• **Aim of the task**: Can you copy out the data exactly? Leave the images out.

• **Data shown**:
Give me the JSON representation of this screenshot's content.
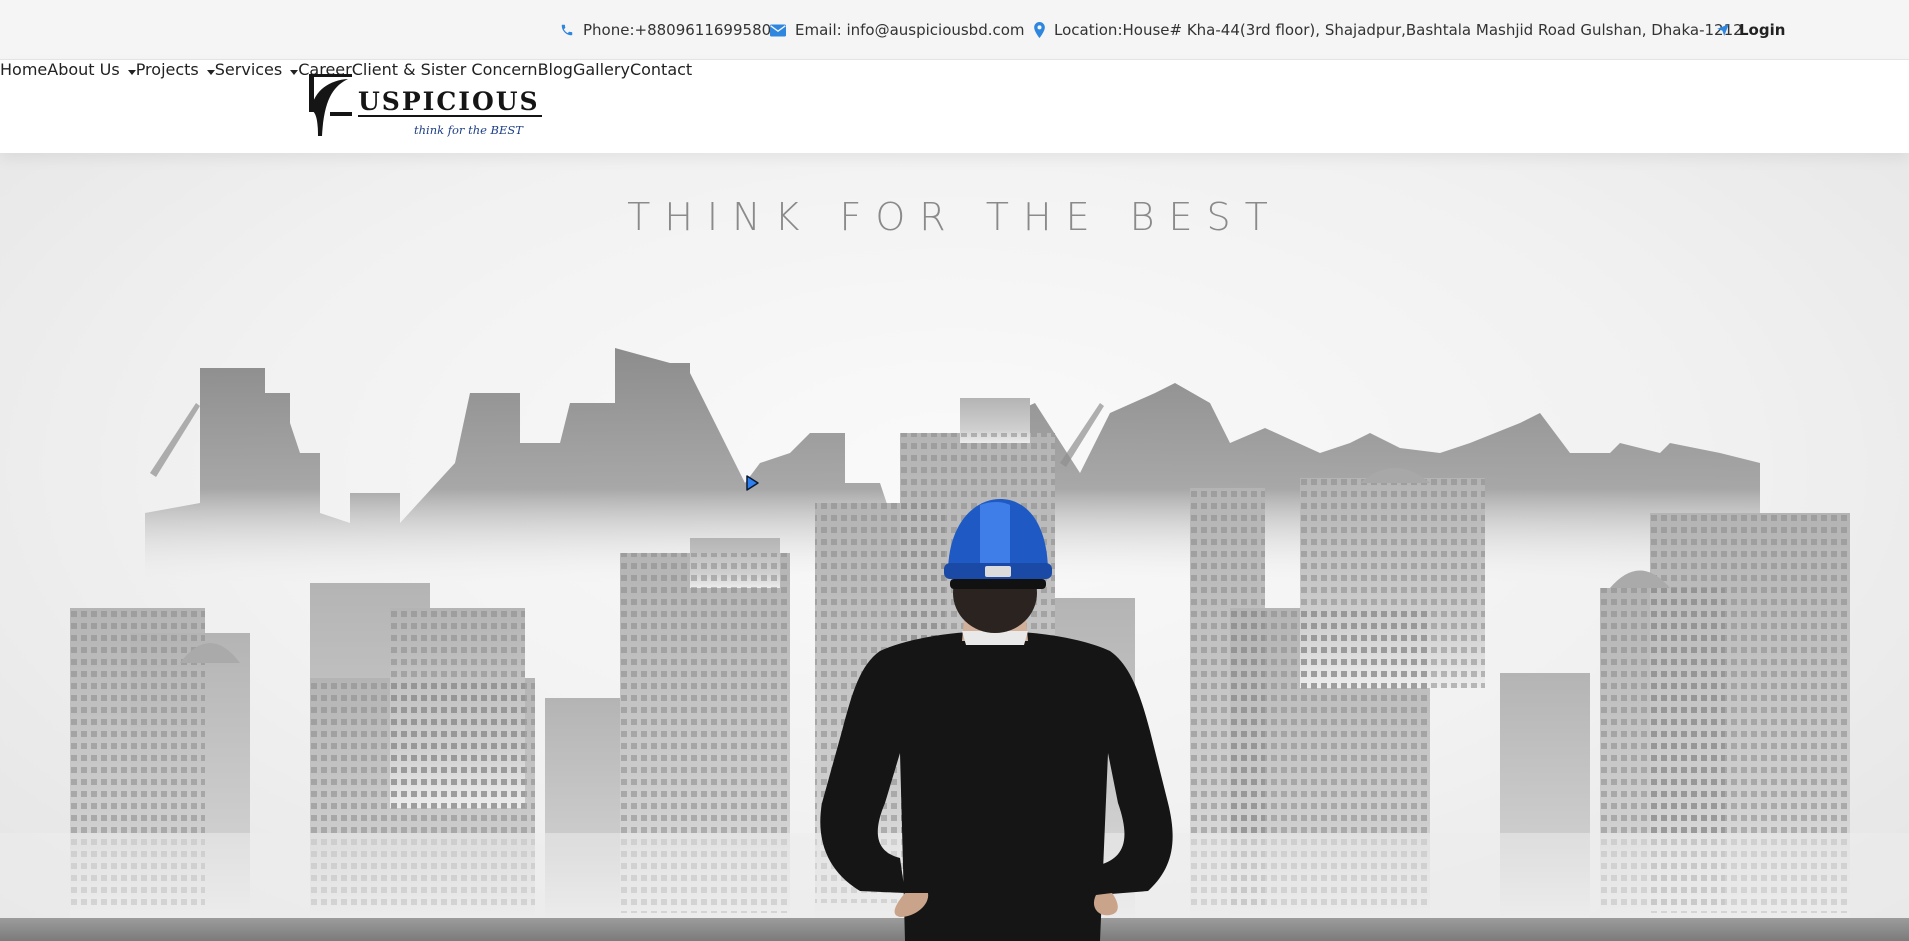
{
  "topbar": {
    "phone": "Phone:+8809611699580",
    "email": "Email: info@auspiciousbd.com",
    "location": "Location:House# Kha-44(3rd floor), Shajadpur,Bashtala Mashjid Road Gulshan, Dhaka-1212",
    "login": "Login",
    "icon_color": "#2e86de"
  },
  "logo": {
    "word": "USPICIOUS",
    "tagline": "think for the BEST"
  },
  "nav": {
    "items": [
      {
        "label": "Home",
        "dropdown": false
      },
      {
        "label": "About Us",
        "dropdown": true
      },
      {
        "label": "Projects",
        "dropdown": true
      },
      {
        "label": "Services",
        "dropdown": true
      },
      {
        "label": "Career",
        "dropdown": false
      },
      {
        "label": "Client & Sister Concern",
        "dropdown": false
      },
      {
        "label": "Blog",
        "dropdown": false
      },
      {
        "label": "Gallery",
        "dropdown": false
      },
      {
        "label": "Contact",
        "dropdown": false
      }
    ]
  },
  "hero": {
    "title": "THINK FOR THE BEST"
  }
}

• **Task response**:
Give me the JSON representation of this screenshot's content.
{
  "topbar": {
    "phone": "Phone:+8809611699580",
    "email": "Email: info@auspiciousbd.com",
    "location": "Location:House# Kha-44(3rd floor), Shajadpur,Bashtala Mashjid Road Gulshan, Dhaka-1212",
    "login": "Login",
    "icon_color": "#2e86de"
  },
  "logo": {
    "word": "USPICIOUS",
    "tagline": "think for the BEST"
  },
  "nav": {
    "items": [
      {
        "label": "Home",
        "dropdown": false
      },
      {
        "label": "About Us",
        "dropdown": true
      },
      {
        "label": "Projects",
        "dropdown": true
      },
      {
        "label": "Services",
        "dropdown": true
      },
      {
        "label": "Career",
        "dropdown": false
      },
      {
        "label": "Client & Sister Concern",
        "dropdown": false
      },
      {
        "label": "Blog",
        "dropdown": false
      },
      {
        "label": "Gallery",
        "dropdown": false
      },
      {
        "label": "Contact",
        "dropdown": false
      }
    ]
  },
  "hero": {
    "title": "THINK FOR THE BEST"
  }
}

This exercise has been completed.